Instructions to follow |
Decide whether each statement agrees with the insurance discount post below. Answer yes or no for each, and quote the deciding words of the post.
1. Club members can receive a discount of up to 15% on policies.
2. Young drivers are turned away.
3. Breakdown cover costing £52 includes European cover.

Extracted text |
################

# Adrian Flux Insurance



## WHIZZER

Adrian Flux have offered a discount for members of DW

Please follow this link LINKY to get a quote

Adrian Flux Insurance Services: Up to 15% discount for Club members.

Adrian Flux Insurance Services are pleased to announce their association with the Detailing World forum and all its members' who enthusiastically support the Club.

We are able to offer up to 15% discount on policies for Club Members and would welcome modified car drivers, young drivers and convicted drivers.

Why choose Adrian Flux Insurance Services?

For the past 30 years Adrian Flux Insurance Services has developed into the country's leading agent for Specialist Motor Insurance, providing services dedicated to the specific needs of our clients. This enables us to offer all drivers' competitive premiums and excellent service coupled with special discounted rates for Car Club members.

Our 'specialist' schemes enable us to provide very competitive premiums and added benefits such as free legal cover and breakdown cover at only £52 for Homestart and European cover.

################

Annotated element listings |
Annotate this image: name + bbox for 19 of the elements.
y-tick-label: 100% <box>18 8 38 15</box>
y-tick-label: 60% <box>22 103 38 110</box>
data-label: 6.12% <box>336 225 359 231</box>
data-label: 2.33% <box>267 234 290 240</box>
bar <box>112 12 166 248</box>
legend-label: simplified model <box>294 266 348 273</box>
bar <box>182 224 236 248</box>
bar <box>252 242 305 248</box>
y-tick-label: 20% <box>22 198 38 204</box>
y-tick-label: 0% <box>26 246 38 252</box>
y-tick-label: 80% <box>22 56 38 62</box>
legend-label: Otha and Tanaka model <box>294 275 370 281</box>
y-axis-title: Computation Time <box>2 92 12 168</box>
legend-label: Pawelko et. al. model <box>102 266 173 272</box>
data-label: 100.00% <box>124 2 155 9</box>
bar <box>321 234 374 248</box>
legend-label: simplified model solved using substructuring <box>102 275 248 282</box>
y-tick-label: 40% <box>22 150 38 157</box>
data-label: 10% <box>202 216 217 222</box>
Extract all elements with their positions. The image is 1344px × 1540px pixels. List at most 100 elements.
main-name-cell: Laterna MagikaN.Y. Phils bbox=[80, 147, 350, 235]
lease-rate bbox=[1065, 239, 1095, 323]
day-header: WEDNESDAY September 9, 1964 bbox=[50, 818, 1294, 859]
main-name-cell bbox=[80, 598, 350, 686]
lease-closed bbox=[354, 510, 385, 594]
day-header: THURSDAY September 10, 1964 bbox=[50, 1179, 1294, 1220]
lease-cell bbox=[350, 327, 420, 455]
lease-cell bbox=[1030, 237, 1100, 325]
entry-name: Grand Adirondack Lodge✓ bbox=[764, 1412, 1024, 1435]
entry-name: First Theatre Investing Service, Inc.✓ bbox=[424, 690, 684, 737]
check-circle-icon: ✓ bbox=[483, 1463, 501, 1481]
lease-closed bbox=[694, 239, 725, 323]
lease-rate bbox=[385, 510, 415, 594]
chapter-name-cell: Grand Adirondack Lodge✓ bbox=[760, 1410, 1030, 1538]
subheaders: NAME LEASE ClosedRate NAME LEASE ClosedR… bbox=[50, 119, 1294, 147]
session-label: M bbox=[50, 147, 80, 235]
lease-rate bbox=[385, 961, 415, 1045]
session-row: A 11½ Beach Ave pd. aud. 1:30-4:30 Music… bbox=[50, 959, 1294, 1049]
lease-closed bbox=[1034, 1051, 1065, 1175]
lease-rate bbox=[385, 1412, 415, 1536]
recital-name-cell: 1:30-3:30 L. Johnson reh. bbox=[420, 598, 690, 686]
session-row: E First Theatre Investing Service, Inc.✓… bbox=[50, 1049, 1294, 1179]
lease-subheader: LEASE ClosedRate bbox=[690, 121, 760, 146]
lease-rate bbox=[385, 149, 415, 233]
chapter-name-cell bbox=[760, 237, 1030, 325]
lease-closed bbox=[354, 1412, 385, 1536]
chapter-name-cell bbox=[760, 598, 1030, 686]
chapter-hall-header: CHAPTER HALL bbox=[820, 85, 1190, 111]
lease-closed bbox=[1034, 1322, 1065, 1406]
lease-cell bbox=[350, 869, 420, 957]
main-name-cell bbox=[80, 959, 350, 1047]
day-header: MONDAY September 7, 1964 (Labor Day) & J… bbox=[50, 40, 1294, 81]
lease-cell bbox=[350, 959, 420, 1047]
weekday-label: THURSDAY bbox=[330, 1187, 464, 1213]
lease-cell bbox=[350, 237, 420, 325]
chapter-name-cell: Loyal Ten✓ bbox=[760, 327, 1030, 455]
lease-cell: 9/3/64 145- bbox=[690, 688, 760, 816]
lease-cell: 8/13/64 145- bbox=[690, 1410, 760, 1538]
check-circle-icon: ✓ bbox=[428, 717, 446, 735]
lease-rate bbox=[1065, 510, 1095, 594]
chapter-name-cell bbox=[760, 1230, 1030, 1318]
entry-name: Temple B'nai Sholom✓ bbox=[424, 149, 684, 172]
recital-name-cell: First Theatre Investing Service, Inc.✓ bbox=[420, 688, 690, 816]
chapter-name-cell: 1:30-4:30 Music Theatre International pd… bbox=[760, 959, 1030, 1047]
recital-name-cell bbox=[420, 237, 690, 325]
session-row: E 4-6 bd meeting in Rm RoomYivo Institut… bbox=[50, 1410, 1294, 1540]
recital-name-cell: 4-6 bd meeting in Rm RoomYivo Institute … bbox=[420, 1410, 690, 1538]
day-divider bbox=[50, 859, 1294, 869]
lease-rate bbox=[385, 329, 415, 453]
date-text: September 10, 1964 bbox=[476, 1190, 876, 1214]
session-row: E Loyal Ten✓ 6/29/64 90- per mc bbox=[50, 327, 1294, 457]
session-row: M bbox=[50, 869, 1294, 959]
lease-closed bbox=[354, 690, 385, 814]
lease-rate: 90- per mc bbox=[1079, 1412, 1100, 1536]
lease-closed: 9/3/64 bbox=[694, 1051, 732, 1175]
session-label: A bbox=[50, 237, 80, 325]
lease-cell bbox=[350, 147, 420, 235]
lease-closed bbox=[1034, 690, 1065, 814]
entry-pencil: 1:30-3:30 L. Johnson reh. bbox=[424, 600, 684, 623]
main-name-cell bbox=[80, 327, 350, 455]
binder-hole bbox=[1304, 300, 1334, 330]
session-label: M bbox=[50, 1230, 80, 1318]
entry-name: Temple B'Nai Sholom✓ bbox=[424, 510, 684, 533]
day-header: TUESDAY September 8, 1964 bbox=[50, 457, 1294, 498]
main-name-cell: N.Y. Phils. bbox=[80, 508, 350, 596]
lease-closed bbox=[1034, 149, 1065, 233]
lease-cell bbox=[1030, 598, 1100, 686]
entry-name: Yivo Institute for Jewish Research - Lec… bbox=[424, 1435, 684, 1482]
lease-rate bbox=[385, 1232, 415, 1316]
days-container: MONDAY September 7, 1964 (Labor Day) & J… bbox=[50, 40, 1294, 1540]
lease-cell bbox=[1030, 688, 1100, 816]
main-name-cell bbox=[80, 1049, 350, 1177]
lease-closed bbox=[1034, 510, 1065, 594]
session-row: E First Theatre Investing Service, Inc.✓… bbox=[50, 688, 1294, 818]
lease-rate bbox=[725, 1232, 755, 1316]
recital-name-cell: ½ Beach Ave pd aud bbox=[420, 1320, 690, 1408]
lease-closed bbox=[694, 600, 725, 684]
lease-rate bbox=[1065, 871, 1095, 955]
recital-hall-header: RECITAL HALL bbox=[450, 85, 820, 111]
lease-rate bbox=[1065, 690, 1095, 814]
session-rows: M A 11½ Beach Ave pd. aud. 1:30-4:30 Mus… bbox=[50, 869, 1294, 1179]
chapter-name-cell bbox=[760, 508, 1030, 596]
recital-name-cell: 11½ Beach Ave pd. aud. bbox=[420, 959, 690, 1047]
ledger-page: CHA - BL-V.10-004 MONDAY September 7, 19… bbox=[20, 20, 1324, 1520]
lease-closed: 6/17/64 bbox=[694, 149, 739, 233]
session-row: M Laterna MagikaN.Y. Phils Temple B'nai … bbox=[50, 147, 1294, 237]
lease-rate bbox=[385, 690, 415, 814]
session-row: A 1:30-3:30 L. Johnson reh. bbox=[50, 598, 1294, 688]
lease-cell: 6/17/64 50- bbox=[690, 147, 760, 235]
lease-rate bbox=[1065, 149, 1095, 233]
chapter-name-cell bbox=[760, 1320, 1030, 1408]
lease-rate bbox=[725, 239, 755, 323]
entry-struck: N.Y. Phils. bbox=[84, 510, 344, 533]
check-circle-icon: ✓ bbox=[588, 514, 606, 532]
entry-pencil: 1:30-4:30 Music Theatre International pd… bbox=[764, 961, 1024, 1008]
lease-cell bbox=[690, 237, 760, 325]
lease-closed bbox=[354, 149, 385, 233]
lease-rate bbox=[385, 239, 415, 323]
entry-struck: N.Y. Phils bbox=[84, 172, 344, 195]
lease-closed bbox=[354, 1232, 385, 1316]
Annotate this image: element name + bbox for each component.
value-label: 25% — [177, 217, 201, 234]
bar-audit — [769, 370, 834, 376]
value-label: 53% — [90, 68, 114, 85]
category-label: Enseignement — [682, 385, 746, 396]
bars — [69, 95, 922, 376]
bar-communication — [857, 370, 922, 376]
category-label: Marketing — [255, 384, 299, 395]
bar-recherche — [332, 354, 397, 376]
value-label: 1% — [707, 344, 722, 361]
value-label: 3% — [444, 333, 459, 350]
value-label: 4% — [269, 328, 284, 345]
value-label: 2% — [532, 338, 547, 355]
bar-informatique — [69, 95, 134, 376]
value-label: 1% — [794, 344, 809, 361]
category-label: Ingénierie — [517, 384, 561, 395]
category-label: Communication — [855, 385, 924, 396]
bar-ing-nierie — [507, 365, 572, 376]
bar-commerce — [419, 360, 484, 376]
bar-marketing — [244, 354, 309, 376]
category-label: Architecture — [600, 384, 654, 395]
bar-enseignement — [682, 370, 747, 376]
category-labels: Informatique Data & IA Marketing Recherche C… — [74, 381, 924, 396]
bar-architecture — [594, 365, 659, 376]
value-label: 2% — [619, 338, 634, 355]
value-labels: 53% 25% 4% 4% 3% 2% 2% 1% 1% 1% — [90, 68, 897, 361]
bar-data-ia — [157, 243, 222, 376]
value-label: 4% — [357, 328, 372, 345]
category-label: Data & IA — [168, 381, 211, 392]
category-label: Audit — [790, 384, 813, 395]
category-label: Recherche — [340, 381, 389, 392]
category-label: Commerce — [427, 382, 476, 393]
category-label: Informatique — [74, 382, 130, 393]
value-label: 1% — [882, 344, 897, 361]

################

Response for this exercise |
1. Yes: "We are able to offer up to 15% discount on policies for Club Members"
2. No: "would welcome modified car drivers, young drivers and convicted drivers"
3. Yes: "breakdown cover at only £52 for Homestart and European cover"